## BEGIN Dataset

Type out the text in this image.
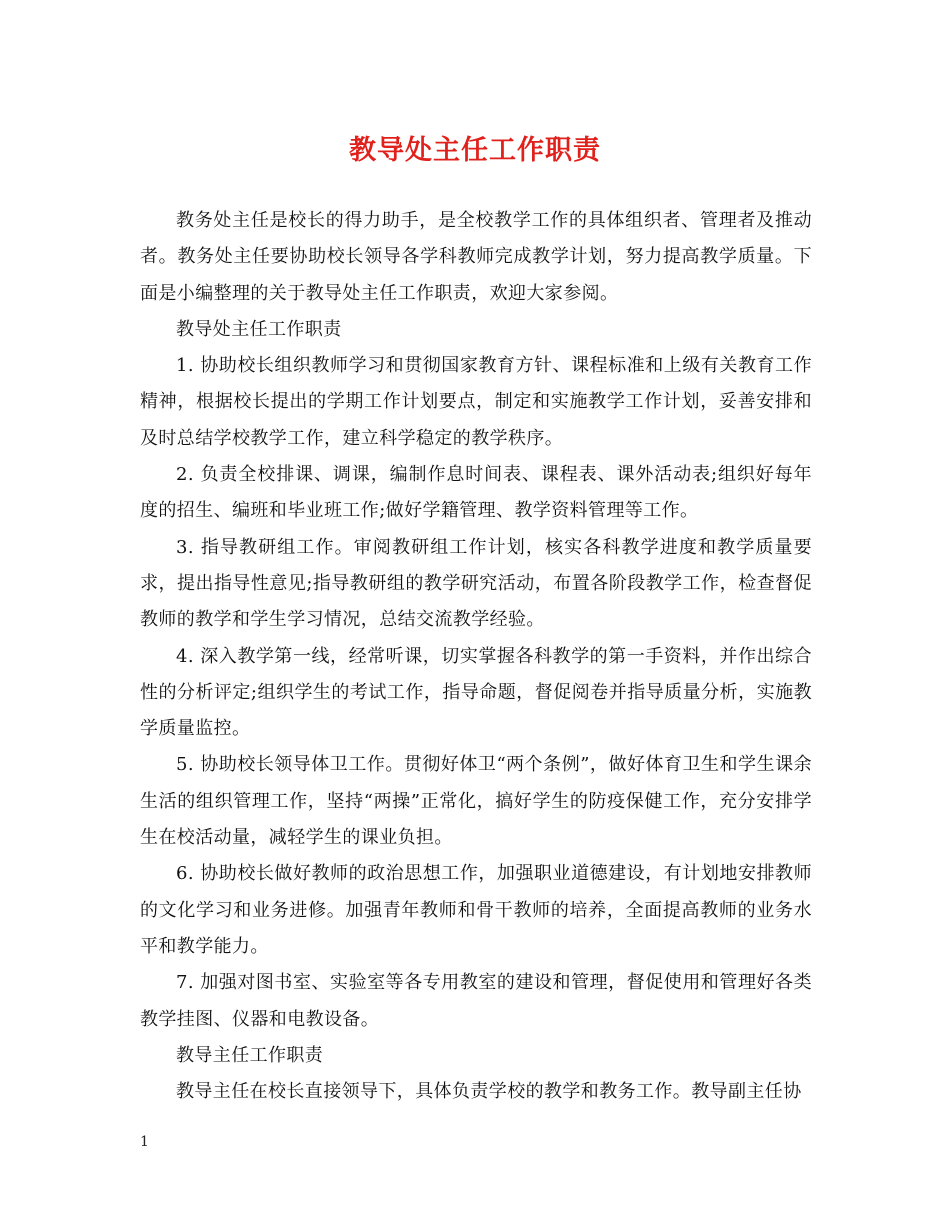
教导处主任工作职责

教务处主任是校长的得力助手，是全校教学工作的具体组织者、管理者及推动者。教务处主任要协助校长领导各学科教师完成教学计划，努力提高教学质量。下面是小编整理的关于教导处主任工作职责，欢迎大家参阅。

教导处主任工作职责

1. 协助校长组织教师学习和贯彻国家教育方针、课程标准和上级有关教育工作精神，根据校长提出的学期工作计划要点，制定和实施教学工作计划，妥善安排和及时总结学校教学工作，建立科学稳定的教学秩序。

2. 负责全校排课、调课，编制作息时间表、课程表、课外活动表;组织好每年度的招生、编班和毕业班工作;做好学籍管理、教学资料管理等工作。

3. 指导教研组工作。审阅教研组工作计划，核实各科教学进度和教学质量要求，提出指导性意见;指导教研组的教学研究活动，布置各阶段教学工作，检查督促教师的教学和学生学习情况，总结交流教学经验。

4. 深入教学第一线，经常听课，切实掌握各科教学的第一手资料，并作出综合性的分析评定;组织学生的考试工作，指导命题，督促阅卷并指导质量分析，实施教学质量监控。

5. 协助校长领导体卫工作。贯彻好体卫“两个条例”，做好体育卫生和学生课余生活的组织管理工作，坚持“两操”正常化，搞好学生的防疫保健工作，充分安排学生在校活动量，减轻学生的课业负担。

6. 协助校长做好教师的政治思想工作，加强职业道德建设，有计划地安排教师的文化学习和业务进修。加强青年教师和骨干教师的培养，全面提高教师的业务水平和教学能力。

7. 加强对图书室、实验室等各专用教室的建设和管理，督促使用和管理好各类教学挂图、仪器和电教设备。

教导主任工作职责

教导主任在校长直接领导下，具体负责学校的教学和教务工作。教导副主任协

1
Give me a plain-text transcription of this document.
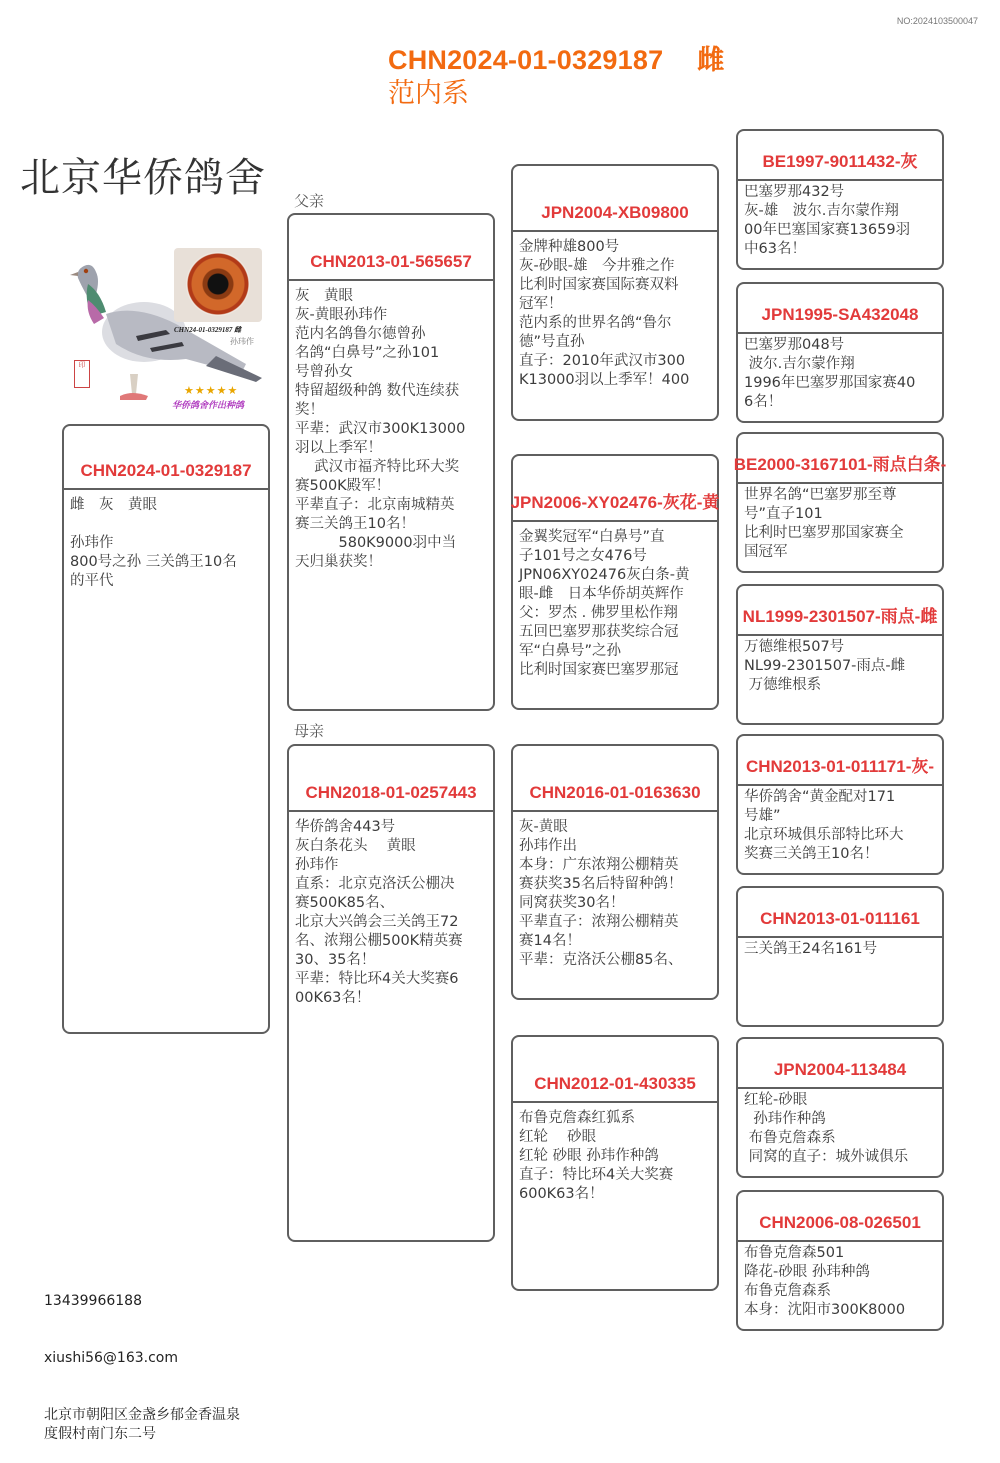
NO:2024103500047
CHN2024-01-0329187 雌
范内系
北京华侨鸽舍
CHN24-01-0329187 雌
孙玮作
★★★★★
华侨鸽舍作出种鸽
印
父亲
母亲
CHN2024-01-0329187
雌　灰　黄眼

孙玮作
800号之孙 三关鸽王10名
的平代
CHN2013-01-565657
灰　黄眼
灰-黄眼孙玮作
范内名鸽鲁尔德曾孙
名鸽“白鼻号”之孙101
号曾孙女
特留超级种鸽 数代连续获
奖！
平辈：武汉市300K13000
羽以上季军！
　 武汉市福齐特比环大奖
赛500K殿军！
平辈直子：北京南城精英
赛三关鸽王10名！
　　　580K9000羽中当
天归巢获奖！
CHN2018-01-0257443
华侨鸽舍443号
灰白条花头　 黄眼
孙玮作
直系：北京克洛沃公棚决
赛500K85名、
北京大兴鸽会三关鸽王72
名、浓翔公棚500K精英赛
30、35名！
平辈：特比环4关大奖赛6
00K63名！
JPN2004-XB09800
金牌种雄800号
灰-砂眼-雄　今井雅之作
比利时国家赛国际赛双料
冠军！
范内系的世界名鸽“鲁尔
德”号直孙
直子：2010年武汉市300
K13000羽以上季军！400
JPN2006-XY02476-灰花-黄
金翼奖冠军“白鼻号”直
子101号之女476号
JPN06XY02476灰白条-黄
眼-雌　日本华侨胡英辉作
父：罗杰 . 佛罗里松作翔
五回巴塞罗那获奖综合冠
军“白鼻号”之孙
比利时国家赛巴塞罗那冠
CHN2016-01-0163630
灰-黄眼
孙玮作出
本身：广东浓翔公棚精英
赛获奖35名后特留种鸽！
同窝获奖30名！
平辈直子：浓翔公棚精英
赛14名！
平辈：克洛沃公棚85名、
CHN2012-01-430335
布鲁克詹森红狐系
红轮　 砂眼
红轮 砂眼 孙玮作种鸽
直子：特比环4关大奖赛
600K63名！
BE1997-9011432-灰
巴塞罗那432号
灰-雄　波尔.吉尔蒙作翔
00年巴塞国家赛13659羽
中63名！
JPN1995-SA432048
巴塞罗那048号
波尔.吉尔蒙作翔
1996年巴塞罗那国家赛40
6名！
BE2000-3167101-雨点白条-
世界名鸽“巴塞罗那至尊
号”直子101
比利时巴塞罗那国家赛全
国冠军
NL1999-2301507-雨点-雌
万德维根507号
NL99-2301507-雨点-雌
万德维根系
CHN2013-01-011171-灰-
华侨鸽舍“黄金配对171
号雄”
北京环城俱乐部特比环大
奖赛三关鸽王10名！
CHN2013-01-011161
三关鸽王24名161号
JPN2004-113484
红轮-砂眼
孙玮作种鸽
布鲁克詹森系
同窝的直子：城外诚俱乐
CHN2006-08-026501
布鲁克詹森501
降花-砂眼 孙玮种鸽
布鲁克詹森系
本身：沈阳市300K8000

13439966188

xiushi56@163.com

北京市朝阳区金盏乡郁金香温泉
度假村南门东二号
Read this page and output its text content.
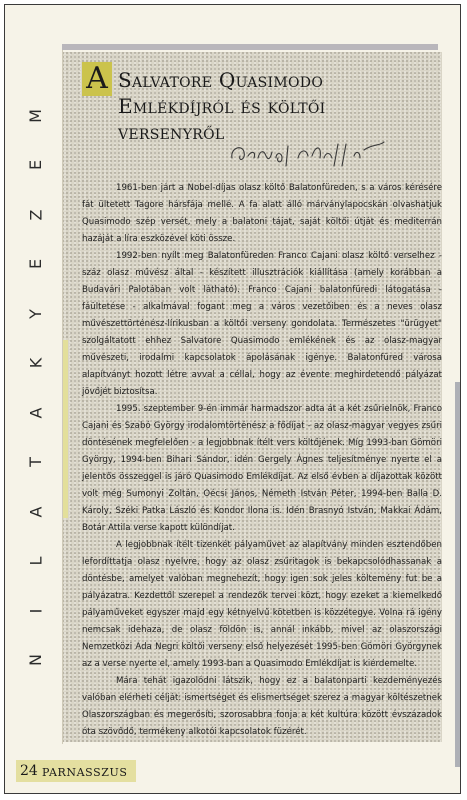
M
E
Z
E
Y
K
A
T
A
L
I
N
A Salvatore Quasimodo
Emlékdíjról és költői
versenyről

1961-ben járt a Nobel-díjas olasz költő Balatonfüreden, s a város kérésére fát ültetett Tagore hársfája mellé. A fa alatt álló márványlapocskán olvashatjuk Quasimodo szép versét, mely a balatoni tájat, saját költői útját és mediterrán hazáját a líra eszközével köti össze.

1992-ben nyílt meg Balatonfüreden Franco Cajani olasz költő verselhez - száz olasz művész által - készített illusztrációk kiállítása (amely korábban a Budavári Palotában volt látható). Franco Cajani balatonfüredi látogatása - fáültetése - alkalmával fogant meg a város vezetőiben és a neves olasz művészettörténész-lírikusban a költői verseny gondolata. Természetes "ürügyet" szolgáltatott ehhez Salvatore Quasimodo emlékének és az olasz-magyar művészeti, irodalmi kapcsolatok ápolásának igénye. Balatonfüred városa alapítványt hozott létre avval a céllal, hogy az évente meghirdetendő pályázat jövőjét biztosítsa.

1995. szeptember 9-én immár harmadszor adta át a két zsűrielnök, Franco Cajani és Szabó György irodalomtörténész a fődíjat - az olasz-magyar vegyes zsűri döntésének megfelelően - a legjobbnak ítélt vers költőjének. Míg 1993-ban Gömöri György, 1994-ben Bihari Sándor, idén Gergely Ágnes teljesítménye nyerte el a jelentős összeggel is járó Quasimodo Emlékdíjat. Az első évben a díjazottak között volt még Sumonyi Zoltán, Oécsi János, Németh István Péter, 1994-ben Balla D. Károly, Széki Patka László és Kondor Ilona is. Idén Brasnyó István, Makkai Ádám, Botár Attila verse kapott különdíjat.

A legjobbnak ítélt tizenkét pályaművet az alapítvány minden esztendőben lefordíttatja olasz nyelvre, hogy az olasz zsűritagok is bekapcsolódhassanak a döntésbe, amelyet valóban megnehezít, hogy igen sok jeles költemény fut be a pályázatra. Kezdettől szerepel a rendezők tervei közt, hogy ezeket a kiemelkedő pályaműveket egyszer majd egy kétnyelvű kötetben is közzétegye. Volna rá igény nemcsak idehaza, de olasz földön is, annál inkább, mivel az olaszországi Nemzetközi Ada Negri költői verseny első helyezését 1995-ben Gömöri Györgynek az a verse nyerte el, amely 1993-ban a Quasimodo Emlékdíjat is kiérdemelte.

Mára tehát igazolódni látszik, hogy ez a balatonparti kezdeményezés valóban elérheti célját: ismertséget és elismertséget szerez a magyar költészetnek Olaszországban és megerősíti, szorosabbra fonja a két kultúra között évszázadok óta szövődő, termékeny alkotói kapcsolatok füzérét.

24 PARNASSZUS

## END Dataset

# [Task directions]
Select every line where the word "Balatonfüreden" occurs.

# [Result of this exercise]
1961-ben járt a Nobel-díjas olasz költő Balatonfüreden, s a város kérésére fát ültetett Tagore hársfája mellé. A fa alatt álló márványlapocskán olvashatjuk Quasimodo szép versét, mely a balatoni tájat, saját költői útját és mediterrán hazáját a líra eszközével köti össze.
1992-ben nyílt meg Balatonfüreden Franco Cajani olasz költő verselhez - száz olasz művész által - készített illusztrációk kiállítása (amely korábban a Budavári Palotában volt látható). Franco Cajani balatonfüredi látogatása - fáültetése - alkalmával fogant meg a város vezetőiben és a neves olasz művészettörténész-lírikusban a költői verseny gondolata. Természetes "ürügyet" szolgáltatott ehhez Salvatore Quasimodo emlékének és az olasz-magyar művészeti, irodalmi kapcsolatok ápolásának igénye. Balatonfüred városa alapítványt hozott létre avval a céllal, hogy az évente meghirdetendő pályázat jövőjét biztosítsa.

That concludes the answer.